#### Material provided:

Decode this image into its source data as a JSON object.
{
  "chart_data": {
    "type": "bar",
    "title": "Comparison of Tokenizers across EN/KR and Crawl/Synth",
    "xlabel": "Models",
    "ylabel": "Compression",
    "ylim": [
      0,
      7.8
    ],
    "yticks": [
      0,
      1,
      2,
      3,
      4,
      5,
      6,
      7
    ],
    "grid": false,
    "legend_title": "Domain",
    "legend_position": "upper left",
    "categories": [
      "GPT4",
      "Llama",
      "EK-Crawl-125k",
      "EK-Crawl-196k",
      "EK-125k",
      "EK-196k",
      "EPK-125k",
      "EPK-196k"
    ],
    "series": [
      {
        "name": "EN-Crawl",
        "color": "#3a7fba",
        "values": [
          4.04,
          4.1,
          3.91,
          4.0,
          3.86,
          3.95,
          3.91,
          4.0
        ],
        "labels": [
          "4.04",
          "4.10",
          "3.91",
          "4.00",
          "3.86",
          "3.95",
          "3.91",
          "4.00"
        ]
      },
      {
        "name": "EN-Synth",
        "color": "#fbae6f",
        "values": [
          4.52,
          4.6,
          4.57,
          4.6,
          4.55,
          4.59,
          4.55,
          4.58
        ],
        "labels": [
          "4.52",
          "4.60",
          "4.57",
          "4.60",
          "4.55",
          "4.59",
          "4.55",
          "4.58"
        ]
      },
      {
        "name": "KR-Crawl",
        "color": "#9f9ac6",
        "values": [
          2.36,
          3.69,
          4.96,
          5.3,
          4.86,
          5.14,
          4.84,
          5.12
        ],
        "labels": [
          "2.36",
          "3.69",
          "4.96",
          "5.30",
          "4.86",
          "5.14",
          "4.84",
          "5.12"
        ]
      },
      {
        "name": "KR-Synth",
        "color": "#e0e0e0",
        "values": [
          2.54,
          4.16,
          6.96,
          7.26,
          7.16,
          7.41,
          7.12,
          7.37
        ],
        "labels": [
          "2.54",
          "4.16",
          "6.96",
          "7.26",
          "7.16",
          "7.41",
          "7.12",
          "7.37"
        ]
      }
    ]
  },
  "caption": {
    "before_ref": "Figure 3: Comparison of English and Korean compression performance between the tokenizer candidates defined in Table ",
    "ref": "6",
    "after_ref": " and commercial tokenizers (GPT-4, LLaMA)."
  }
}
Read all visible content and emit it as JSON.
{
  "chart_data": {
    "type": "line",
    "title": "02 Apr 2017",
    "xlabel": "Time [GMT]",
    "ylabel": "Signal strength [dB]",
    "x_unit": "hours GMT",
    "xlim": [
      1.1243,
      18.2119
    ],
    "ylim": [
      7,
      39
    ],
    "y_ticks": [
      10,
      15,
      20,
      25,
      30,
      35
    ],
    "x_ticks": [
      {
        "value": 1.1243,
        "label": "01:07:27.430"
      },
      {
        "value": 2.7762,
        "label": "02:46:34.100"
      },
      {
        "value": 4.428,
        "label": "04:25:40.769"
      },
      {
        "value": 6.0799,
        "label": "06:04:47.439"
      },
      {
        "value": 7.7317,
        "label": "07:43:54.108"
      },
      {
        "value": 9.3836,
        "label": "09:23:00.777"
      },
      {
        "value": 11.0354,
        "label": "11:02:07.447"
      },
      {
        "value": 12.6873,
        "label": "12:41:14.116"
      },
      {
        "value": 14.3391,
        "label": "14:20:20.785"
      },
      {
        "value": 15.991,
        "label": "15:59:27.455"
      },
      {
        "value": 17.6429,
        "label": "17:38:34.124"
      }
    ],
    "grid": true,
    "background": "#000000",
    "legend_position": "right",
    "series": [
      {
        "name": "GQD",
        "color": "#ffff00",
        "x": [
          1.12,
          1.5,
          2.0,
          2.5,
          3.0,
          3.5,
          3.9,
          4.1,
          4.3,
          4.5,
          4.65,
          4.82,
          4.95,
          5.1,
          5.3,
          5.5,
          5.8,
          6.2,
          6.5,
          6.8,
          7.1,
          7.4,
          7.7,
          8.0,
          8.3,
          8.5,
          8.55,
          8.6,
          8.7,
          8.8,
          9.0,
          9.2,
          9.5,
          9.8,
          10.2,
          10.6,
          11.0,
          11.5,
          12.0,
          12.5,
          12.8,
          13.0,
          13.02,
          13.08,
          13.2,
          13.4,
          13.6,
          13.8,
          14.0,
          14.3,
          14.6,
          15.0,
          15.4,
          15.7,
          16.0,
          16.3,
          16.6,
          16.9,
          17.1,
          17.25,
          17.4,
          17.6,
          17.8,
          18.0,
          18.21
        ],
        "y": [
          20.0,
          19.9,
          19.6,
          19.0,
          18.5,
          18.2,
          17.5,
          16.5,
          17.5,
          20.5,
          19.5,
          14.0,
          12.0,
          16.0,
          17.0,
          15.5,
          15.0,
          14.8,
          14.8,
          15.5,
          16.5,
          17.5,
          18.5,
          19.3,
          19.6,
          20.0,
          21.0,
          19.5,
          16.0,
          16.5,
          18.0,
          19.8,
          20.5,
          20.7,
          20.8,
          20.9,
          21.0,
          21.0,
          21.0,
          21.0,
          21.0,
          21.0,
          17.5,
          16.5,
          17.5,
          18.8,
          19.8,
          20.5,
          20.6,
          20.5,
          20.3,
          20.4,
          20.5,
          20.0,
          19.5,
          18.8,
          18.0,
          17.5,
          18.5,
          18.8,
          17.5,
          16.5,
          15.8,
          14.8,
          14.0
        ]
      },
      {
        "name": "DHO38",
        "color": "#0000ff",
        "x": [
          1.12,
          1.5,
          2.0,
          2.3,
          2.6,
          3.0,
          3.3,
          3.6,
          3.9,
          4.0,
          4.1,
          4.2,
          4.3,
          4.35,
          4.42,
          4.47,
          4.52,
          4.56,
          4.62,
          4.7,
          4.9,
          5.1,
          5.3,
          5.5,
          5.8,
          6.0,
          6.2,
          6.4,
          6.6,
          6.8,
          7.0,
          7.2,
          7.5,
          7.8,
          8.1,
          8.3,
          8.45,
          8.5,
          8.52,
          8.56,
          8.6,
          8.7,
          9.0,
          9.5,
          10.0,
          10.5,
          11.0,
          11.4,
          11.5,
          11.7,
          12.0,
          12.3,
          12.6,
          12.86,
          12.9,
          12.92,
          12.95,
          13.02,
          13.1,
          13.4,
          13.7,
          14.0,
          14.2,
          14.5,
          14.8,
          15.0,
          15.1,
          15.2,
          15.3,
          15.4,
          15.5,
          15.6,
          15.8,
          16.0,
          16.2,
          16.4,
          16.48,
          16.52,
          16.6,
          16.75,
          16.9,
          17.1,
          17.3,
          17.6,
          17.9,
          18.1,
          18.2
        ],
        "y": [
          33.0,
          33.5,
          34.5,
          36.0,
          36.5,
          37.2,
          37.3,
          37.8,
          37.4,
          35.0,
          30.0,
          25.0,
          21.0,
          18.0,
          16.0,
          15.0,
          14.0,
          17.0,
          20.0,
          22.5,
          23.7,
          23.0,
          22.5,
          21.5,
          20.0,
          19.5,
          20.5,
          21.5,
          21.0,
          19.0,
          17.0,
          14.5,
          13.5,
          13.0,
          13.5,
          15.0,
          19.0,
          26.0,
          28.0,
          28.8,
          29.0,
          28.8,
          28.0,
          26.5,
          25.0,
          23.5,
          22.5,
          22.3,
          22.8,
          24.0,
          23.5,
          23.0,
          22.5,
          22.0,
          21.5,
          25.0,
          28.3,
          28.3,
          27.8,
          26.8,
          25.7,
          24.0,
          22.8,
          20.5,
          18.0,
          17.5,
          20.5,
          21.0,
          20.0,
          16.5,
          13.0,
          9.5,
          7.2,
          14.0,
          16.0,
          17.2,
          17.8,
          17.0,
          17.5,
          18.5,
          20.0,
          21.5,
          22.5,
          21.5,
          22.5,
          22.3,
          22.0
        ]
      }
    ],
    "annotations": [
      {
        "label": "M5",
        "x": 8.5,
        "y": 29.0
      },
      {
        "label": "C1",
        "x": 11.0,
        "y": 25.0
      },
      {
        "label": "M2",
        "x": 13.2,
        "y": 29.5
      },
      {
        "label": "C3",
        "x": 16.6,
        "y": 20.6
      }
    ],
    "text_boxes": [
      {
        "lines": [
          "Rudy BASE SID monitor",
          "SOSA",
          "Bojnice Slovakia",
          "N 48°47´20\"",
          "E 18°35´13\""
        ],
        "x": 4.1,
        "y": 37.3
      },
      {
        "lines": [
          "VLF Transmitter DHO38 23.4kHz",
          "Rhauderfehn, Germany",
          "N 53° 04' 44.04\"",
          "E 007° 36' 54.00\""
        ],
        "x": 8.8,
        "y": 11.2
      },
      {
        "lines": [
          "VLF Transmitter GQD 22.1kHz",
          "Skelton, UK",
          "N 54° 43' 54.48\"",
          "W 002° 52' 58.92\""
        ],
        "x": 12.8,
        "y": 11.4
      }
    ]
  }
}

#### Task prompt:
Pull out every line of the records above that contains the word "name".

#### Finished exercise:
        "name": "EN-Crawl",
        "name": "EN-Synth",
        "name": "KR-Crawl",
        "name": "KR-Synth",
        "name": "GQD",
        "name": "DHO38",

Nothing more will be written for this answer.